Exercise: Reproduce the passage of the SBNO1 abstract that begins at the words "Background Aberrant Notch signaling" and ends after "and CCA development.", switching "mammalian" to "human".

Excerpt:

SBNO1 is an essential epigenetic driver with common and distinct roles in HCC and CCA

 

Background Aberrant Notch signaling is a potential driver of hepatocellular carcinoma (HCC) and cholangiocarcinoma (CCA). Genetic studies in Drosophila showed that the strawberry notch (sno) knockout mimics loss of Notch and thus, we elucidated the role of the mammalian Strawberry Notch 1 (SBNO1) in HCC and CCA development.

Methods HCC and CCA gene expression and proteomics datasets were analyzed for SBNO1 expression. Tissue microarrays were immunohistochemically evaluated for SBNO1 protein expression. SBNO1 was downregulated using siRNA or sgRNA in cell lines followed by cell viability, colony formation and migration assays and gene expression analysis. To identify SBNO1 protein interaction partners, BioID was performed. Syngeneic mouse models using Hep55.1C cells and hydrodynamic tail vein injection (HDTV) were applied.

Stored dataset items:
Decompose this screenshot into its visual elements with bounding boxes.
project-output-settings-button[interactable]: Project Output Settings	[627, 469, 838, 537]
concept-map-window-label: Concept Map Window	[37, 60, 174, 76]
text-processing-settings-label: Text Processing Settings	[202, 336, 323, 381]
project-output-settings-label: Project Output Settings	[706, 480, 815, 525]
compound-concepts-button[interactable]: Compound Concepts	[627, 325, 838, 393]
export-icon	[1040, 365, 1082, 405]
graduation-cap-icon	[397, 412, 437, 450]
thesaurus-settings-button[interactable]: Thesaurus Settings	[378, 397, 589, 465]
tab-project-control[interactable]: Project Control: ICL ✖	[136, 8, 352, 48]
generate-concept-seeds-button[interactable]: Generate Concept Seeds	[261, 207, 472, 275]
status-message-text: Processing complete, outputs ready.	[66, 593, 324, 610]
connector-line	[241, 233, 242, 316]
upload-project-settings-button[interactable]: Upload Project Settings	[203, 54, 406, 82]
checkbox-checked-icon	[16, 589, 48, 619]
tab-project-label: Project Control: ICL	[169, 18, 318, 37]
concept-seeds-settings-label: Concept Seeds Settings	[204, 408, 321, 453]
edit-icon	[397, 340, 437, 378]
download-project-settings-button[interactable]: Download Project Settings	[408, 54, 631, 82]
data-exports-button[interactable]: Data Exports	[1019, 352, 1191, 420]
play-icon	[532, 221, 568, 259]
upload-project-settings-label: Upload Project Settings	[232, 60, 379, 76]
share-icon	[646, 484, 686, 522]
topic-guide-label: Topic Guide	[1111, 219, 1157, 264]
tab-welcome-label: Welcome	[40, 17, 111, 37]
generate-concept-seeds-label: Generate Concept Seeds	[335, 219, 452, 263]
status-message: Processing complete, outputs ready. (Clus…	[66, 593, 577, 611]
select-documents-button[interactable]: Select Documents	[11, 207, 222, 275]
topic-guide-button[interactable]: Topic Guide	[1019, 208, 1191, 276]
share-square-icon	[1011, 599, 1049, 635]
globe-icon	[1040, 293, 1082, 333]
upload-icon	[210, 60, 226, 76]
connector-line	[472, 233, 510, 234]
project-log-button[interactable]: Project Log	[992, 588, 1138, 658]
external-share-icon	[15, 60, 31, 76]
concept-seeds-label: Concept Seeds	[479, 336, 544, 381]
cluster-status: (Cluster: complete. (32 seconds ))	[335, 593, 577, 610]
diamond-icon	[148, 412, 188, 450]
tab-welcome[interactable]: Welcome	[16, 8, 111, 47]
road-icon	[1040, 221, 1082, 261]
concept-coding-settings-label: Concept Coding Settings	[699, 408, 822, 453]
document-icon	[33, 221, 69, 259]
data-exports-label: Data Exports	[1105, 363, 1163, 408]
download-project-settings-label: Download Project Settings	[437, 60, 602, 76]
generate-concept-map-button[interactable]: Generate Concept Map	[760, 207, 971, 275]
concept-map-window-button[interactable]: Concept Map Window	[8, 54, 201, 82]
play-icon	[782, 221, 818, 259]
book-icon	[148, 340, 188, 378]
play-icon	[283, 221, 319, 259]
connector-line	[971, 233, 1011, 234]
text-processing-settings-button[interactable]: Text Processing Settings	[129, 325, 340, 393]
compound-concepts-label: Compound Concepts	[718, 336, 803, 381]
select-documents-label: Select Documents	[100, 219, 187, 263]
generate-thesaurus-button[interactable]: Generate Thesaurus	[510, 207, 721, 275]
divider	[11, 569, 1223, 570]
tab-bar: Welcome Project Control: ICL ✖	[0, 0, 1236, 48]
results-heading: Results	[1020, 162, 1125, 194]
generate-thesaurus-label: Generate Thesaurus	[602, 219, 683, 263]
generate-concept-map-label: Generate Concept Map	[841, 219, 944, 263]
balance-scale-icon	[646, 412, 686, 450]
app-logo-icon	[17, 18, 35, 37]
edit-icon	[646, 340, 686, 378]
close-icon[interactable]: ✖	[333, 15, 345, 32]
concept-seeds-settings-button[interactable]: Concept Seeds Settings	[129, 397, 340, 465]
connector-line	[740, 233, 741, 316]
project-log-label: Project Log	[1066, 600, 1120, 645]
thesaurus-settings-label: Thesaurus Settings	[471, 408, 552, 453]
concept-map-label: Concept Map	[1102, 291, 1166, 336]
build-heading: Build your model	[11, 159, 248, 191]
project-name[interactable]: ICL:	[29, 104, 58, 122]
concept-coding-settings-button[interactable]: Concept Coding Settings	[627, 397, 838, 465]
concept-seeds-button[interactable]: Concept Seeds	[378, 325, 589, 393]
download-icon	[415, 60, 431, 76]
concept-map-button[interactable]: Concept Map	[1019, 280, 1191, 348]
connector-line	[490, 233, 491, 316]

Answer below:
Background Aberrant Notch signaling is a potential driver of hepatocellular carcinoma (HCC) and cholangiocarcinoma (CCA). Genetic studies in Drosophila showed that the strawberry notch (sno) knockout mimics loss of Notch and thus, we elucidated the role of the human Strawberry Notch 1 (SBNO1) in HCC and CCA development.